*** 記事本文 ***

【札幌】ペトロ監督、「アメとムチ」でチーム強化「広島と浦和の最初の時よりもいい状態」

スポーツ報知
大声で選手に指示を出すペトロヴィッチ監督(中央)

 J1北海道コンサドーレ札幌のミハイロ・ペトロヴィッチ監督(60)が「アメとムチ」を実践し、強化を図る。沖縄・金武町キャンプ2日目の16日、2部制で練習を本格化。午前中はほぼ無休でボールを使いながら2時間走り続けるきついメニューを課しつつ、終了後は選手たちにレモンキャンディーを配り、場を和ませた。午後も夕暮れまで約2時間の練習。ピッチでは厳しさを植え付ける一方、選手の様子を細かく気を配る「ミシャ流」で向上に努める。

***

**目的 a:** エントリの先頭から「791, 1106, 821]」を含む行まで、その行も含めてそのまま書き写してもらえますか？

*** 入力エントリ ***

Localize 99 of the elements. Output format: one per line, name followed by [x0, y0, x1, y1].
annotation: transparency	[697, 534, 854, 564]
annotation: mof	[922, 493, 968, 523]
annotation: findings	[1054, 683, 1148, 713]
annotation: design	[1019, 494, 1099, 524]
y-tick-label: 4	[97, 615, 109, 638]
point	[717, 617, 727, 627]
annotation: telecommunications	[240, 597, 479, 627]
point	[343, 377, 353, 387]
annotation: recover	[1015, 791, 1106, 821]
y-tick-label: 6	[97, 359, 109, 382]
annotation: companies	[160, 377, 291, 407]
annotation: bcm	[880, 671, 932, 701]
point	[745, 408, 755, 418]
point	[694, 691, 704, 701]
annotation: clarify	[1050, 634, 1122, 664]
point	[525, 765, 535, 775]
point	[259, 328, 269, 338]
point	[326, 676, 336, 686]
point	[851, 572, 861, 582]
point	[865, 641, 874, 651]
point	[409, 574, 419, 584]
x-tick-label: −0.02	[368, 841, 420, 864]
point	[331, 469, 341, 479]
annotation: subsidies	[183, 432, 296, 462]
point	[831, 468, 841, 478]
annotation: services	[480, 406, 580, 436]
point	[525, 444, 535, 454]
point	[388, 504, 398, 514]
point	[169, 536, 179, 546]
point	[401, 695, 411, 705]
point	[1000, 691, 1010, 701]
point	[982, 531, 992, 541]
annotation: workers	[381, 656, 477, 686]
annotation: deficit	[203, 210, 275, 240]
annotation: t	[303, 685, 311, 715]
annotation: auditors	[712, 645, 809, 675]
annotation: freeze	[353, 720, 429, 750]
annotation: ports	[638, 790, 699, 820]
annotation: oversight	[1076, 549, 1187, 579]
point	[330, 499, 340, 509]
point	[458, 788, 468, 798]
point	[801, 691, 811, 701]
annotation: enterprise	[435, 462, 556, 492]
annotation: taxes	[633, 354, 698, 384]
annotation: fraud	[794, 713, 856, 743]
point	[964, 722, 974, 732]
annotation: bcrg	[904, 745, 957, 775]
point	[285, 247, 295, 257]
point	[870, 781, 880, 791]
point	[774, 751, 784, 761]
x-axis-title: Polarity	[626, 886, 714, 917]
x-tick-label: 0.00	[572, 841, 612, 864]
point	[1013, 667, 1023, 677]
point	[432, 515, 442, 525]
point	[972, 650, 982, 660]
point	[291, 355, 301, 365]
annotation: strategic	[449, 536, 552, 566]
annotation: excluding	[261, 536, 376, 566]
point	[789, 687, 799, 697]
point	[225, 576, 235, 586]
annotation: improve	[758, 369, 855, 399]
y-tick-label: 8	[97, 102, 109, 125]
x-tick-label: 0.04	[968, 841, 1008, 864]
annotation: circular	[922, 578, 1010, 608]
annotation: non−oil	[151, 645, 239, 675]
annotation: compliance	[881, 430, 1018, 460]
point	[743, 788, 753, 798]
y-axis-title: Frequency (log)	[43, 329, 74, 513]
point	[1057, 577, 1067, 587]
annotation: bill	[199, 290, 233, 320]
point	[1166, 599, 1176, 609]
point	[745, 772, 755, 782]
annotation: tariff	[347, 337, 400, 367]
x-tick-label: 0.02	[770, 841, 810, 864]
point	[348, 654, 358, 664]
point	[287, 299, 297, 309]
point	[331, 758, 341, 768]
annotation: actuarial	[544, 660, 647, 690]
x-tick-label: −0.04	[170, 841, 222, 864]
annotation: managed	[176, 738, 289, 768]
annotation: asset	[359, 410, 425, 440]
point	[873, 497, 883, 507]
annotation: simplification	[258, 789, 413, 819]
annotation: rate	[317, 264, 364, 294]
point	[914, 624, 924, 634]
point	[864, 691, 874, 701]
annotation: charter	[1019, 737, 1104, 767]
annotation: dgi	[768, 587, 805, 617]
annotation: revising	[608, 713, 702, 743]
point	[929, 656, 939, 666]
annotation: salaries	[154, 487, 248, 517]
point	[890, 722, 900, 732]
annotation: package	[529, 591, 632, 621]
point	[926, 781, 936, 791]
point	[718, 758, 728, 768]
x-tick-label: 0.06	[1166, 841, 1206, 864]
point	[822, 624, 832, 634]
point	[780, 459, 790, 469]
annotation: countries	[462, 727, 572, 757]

***

**目的 b:** 札幌のペトロヴィッチ監督の沖縄キャンプを伝える記事を、最後の文の後から書き継いでもらえますか？

**作業結果 a:**
Localize 99 of the elements. Output format: one per line, name followed by [x0, y0, x1, y1].
annotation: transparency	[697, 534, 854, 564]
annotation: mof	[922, 493, 968, 523]
annotation: findings	[1054, 683, 1148, 713]
annotation: design	[1019, 494, 1099, 524]
y-tick-label: 4	[97, 615, 109, 638]
point	[717, 617, 727, 627]
annotation: telecommunications	[240, 597, 479, 627]
point	[343, 377, 353, 387]
annotation: recover	[1015, 791, 1106, 821]

**作業結果 b:**
 疲れ切った様子でクールダウンのストレッチをする選手たちに、ペトロヴィッチ監督が次々と小さな袋を手渡した。その中身はアメ。「いい動きだった」など笑顔で声をかけながら配り、午前練習を終えた。DF福森晃斗(25)は「レモン味でした」と過酷な練習の中での一服の清涼剤を喜んだ。

 まさに「アメとムチ」だ。午前は8人ずつ3チームに分かれ、ミニゲームを行った。2チームが戦う間、残る8人はグラウンド脇で10分間、ダッシュを繰り返した。当初予定を30分上回る2時間を消化。午後も日が暮れるまで2時間、ピッチの4分の3を使ったゲームを実施。キャンプ2日目にして一気にペースは上がったが、指揮官は「サッカーというのはハードな仕事だから」と平然と口にした。

 チームをつぶさに観察し、硬軟を使い分けていく。17日間の沖縄キャンプでオフの予定はない。その代わり、この日は午前練習の疲労を考慮し、午後の開始を30分遅らせたよう、状態に応じて柔軟にメニューを変えていく。「始まったばかりだが選手はよくやっている。私が過去指揮した広島と浦和の最初の時よりもいい状態」と言い切った。シーズンに最良の形で入るための青写真は、しっかりと描かれている。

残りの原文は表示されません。